--- Start LISTED RECORDS ---

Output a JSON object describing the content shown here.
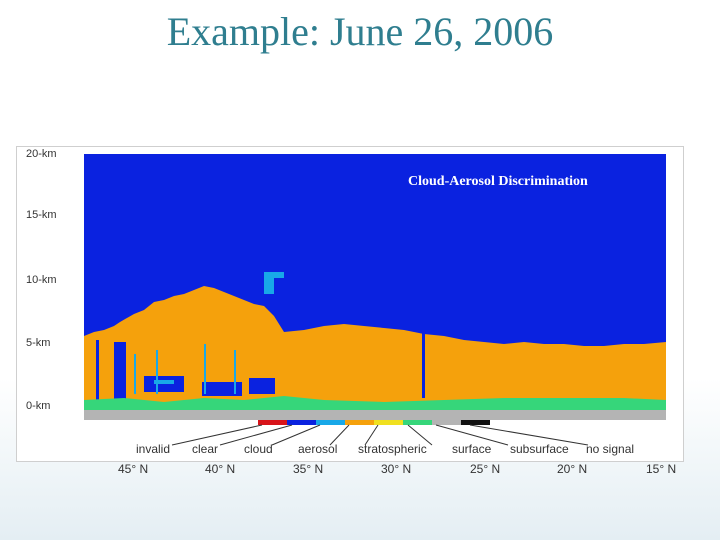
{
  "slide": {
    "title": "Example: June 26, 2006"
  },
  "plot": {
    "label": "Cloud-Aerosol Discrimination"
  },
  "y_axis": {
    "ticks": [
      "20-km",
      "15-km",
      "10-km",
      "5-km",
      "0-km"
    ]
  },
  "legend": {
    "items": [
      {
        "label": "invalid",
        "color": "#d8141a"
      },
      {
        "label": "clear",
        "color": "#0a22e0"
      },
      {
        "label": "cloud",
        "color": "#18a8e8"
      },
      {
        "label": "aerosol",
        "color": "#f5a10c"
      },
      {
        "label": "stratospheric",
        "color": "#f0e020"
      },
      {
        "label": "surface",
        "color": "#36d67a"
      },
      {
        "label": "subsurface",
        "color": "#b4b4b4"
      },
      {
        "label": "no signal",
        "color": "#111111"
      }
    ]
  },
  "x_axis": {
    "latitudes": [
      "45° N",
      "40° N",
      "35° N",
      "30° N",
      "25° N",
      "20° N",
      "15° N"
    ]
  }
}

--- End LISTED RECORDS ---

§ **SHORT PROBLEM**: Using the listing above, locate the lines that hold "label" and copy each one.

§ **TASK SOLUTION**:
    "label": "Cloud-Aerosol Discrimination"
        "label": "invalid",
        "label": "clear",
        "label": "cloud",
        "label": "aerosol",
        "label": "stratospheric",
        "label": "surface",
        "label": "subsurface",
        "label": "no signal",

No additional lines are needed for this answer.